SET OF TASKS -
(a) In the dating article, why might an investor avoid turning an entrepreneur down too harshly, and what does the article say entrepreneurs pay attention to instead of body language?
(b) Answer these questions from the dating article:
(i) What key points should an elevator pitch cover?
(ii) What should you do when you can't research your date ahead of time?
(iii) What does the author call Ramit Sethi in front of the ladies?

How To Date Like An Entrepreneur

I was chatting with my friend Ramit Sethi (or as I like to call him in front of the ladies, “New York Times Bestselling Author and Millionaire Ramit Sethi”) when I realized something:

A lot of men in Silicon Valley (and on Hacker News and Reddit) understand how to pitch VCs and angel investors.  It seems like a much smaller proportion feel comfortable courting women.

The funny thing is that many of the same principles apply!  So here is one old married guy’s gift to the dating world:

How to Date like an Entrepreneur

(Note that this advice is going to be male/heterosexual-centric; sorry, I’ve got to write what I know!)

1) Know your elevator pitch.

If someone says, “Tell me about yourself,” you darn well better be able to launch into a clear, concise talk, not a rambling life story.  Hit the key points (where you grew up, where you went to school, your career, your interests and activities) and then assess the reaction.

2) Know your audience.

Sadly, the ad hoc nature of dating means that you won’t always be able to research people ahead of time. When you can, learn as much as you can–in today’s social world, you can find out a lot.  When you can’t, make sure you focus on asking questions so you can learn about your date early on in the evening.

Alternately, if you’re my friend Ben Casnocha, you can just check out her delicious feed and her Amazon wishlist!

3) Read body language.

Many entrepreneurs misread VCs because they focus on words rather than body language.  Investors don’t want to reject you too harshly–maybe they’ll want in on the deal if someone else leads.  Similarly, politeness dictates that women not tell you, “Not if you were the last non-zombie on the face of the Earth.”

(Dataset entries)
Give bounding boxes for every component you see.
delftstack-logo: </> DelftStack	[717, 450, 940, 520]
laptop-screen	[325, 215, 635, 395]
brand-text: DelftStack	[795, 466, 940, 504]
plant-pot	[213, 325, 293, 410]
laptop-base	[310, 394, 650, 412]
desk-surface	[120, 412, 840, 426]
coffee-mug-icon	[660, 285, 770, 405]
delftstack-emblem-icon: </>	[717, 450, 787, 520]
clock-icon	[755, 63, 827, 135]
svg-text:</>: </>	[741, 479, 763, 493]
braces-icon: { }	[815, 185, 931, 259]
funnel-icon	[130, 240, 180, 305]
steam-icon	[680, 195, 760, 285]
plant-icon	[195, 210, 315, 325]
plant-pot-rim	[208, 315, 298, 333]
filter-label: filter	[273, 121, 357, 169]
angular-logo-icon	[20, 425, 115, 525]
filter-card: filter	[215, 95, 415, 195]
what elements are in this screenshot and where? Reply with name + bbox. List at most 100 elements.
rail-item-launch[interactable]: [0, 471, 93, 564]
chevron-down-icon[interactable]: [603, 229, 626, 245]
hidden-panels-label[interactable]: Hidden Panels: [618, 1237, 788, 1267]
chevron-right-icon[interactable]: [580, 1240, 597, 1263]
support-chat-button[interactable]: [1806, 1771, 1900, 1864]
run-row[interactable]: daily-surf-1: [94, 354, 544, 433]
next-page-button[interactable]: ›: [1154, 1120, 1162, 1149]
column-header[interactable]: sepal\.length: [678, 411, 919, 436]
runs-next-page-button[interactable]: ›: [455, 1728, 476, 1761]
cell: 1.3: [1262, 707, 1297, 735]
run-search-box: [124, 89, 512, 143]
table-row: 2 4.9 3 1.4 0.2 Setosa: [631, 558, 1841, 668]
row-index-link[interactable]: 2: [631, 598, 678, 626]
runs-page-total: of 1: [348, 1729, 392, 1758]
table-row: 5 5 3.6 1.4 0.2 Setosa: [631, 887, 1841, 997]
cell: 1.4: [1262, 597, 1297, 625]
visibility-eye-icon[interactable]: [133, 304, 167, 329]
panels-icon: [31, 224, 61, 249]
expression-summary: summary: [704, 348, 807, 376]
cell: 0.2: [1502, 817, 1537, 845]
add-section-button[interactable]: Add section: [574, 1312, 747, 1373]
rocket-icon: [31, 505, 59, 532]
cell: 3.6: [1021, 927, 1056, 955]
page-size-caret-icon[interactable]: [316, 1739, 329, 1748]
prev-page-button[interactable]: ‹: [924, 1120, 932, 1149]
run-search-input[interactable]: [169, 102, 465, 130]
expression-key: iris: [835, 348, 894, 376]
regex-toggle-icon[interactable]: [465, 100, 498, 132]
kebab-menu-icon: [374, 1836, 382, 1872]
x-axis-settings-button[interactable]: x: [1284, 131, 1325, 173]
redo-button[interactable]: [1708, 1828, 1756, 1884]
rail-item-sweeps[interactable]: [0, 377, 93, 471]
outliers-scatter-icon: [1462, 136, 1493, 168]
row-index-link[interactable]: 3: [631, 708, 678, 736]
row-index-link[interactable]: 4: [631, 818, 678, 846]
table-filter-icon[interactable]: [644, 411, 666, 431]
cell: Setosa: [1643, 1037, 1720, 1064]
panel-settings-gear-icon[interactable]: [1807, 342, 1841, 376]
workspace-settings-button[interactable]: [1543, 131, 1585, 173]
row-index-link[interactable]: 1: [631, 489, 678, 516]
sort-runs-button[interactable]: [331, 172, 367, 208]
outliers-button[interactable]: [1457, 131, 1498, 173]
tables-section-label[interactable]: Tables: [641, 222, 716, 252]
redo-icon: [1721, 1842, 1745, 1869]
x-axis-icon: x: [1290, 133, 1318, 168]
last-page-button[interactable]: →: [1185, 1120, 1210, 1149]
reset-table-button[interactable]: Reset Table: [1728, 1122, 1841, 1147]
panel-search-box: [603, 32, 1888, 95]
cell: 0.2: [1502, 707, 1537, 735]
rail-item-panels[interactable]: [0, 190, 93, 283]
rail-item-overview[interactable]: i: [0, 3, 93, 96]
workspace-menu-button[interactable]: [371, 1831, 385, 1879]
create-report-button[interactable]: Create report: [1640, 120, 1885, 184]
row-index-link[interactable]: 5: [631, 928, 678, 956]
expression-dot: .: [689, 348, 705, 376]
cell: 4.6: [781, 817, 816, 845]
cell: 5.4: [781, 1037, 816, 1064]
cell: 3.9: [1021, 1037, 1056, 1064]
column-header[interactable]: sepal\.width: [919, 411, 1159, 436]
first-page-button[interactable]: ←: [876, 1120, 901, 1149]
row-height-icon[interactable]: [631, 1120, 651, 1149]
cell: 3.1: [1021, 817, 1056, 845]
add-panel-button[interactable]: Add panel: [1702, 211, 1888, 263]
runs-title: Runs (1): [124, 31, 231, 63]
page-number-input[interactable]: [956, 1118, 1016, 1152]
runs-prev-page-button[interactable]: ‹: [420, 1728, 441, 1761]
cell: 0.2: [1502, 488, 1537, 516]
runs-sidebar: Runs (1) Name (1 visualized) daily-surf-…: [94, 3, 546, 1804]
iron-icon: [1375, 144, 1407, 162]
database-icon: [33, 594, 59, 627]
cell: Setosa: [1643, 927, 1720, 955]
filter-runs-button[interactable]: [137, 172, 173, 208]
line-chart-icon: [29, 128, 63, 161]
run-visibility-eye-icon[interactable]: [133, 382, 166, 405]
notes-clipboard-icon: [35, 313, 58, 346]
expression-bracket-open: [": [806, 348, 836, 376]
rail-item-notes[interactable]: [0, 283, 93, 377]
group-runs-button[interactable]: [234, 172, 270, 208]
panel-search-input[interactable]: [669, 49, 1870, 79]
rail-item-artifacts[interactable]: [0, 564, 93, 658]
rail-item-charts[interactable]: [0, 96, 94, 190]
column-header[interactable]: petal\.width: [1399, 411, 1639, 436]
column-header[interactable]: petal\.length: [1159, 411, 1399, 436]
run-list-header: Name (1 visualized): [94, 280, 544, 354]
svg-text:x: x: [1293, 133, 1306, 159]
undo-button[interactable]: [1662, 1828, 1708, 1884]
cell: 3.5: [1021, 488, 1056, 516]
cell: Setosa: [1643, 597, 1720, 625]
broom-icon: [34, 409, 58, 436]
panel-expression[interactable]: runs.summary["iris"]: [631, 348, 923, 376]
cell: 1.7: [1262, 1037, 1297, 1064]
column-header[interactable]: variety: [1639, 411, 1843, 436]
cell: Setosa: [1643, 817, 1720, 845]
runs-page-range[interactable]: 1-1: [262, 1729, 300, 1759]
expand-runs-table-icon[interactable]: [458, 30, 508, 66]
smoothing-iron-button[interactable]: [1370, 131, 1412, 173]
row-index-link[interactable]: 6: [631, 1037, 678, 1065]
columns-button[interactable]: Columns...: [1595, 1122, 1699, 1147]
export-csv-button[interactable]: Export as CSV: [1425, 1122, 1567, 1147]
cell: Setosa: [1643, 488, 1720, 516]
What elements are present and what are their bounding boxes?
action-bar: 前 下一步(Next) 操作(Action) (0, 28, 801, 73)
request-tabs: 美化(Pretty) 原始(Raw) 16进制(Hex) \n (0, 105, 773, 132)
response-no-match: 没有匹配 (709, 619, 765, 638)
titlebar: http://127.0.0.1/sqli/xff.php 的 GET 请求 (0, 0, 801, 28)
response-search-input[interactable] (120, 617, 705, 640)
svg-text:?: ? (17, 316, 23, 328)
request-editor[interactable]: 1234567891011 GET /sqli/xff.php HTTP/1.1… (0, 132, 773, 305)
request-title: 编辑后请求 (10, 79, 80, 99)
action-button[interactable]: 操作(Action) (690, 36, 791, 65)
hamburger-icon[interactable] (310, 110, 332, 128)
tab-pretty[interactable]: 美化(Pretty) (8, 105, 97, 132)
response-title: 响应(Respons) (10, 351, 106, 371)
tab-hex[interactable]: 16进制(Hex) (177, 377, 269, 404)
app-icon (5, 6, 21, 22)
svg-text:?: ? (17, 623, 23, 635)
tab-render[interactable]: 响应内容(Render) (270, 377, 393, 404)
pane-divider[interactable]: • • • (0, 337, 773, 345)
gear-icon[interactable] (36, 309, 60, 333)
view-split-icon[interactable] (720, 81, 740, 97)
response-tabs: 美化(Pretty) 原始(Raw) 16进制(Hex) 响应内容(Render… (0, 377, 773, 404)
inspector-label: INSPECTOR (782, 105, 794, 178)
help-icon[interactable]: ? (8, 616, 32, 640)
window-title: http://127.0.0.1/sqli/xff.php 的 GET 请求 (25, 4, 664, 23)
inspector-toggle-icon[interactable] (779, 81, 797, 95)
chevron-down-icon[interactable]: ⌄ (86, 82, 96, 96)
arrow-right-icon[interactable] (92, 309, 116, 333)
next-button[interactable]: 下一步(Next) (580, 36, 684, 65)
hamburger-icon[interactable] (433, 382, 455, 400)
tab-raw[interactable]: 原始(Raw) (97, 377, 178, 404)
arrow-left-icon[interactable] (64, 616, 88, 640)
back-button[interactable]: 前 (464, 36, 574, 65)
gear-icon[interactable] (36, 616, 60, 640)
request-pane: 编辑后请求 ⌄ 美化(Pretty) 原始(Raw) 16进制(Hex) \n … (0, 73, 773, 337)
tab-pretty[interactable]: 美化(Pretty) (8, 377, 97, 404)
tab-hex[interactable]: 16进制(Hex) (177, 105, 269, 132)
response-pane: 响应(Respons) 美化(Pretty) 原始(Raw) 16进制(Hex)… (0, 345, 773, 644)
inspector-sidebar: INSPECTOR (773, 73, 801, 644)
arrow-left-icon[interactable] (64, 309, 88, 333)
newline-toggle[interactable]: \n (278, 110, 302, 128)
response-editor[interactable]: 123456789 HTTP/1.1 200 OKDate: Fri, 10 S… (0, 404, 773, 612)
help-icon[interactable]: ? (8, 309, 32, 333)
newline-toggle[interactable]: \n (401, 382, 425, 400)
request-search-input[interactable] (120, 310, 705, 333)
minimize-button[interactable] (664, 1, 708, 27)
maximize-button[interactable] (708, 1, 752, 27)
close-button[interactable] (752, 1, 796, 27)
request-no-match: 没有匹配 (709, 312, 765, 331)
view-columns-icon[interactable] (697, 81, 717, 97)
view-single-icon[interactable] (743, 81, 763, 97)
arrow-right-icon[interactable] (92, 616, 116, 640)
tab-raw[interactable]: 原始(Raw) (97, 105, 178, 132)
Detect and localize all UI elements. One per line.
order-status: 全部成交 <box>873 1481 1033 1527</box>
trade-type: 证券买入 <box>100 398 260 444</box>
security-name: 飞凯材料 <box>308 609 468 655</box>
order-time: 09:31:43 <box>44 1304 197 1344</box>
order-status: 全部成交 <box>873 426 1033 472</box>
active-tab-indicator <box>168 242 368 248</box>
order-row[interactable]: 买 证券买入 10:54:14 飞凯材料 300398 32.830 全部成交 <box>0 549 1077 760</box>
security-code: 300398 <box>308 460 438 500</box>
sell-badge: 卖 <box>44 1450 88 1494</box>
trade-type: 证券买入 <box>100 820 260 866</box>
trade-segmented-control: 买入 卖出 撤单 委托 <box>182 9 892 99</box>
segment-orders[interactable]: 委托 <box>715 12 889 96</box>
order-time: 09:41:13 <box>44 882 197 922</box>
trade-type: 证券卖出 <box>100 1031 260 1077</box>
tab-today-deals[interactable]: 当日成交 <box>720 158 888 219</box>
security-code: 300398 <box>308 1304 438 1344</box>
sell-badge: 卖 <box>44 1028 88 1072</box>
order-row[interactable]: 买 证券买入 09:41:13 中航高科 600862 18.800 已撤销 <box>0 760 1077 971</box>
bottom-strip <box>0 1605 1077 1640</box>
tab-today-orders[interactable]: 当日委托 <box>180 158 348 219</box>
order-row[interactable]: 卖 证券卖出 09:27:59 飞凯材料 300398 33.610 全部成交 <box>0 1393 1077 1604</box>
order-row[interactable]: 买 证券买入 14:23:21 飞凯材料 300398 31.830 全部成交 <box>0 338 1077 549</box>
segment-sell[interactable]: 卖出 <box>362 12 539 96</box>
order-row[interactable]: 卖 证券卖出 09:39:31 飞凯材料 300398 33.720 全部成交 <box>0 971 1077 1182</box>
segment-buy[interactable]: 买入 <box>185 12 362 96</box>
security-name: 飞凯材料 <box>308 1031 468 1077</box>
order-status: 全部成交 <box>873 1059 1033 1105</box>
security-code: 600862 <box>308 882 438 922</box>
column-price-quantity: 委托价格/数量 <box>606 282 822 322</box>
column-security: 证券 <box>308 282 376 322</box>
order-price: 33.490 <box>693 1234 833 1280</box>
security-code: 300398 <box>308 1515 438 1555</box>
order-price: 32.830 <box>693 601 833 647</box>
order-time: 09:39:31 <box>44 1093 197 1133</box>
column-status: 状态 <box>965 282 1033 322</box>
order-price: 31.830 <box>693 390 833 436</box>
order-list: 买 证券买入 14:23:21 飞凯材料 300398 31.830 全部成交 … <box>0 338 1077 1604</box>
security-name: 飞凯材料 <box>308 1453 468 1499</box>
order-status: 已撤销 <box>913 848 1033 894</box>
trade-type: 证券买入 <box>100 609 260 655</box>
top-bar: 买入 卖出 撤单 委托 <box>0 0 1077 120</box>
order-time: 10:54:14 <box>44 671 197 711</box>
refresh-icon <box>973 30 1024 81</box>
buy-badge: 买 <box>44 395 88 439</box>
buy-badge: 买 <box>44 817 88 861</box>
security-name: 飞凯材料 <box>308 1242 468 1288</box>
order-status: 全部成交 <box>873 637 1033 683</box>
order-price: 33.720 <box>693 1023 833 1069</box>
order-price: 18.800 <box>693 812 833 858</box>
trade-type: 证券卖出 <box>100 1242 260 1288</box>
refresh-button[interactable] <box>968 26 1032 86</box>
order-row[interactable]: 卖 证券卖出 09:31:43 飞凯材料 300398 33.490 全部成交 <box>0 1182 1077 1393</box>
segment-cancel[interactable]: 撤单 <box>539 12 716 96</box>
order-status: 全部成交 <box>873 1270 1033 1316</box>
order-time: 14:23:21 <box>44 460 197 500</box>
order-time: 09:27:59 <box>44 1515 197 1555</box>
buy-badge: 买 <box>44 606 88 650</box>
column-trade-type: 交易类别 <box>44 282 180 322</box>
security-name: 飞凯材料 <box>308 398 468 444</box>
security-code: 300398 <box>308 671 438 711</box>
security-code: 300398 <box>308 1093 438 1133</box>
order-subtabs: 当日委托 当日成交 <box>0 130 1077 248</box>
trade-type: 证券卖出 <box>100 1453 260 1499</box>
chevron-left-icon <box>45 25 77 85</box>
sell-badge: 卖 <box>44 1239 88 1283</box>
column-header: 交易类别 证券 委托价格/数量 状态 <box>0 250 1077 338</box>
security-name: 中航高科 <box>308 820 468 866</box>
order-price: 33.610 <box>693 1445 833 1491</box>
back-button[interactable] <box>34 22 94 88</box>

EXERCISE RESPONSES -
(a) An investor may not want to reject an entrepreneur too harshly because they might still want in on the deal if someone else leads it. Entrepreneurs misread this because they focus on words rather than body language.

(b)
(i) Where you grew up, where you went to school, your career, and your interests and activities.
(ii) Focus on asking questions so you can learn about your date early in the evening.
(iii) "New York Times Bestselling Author and Millionaire Ramit Sethi"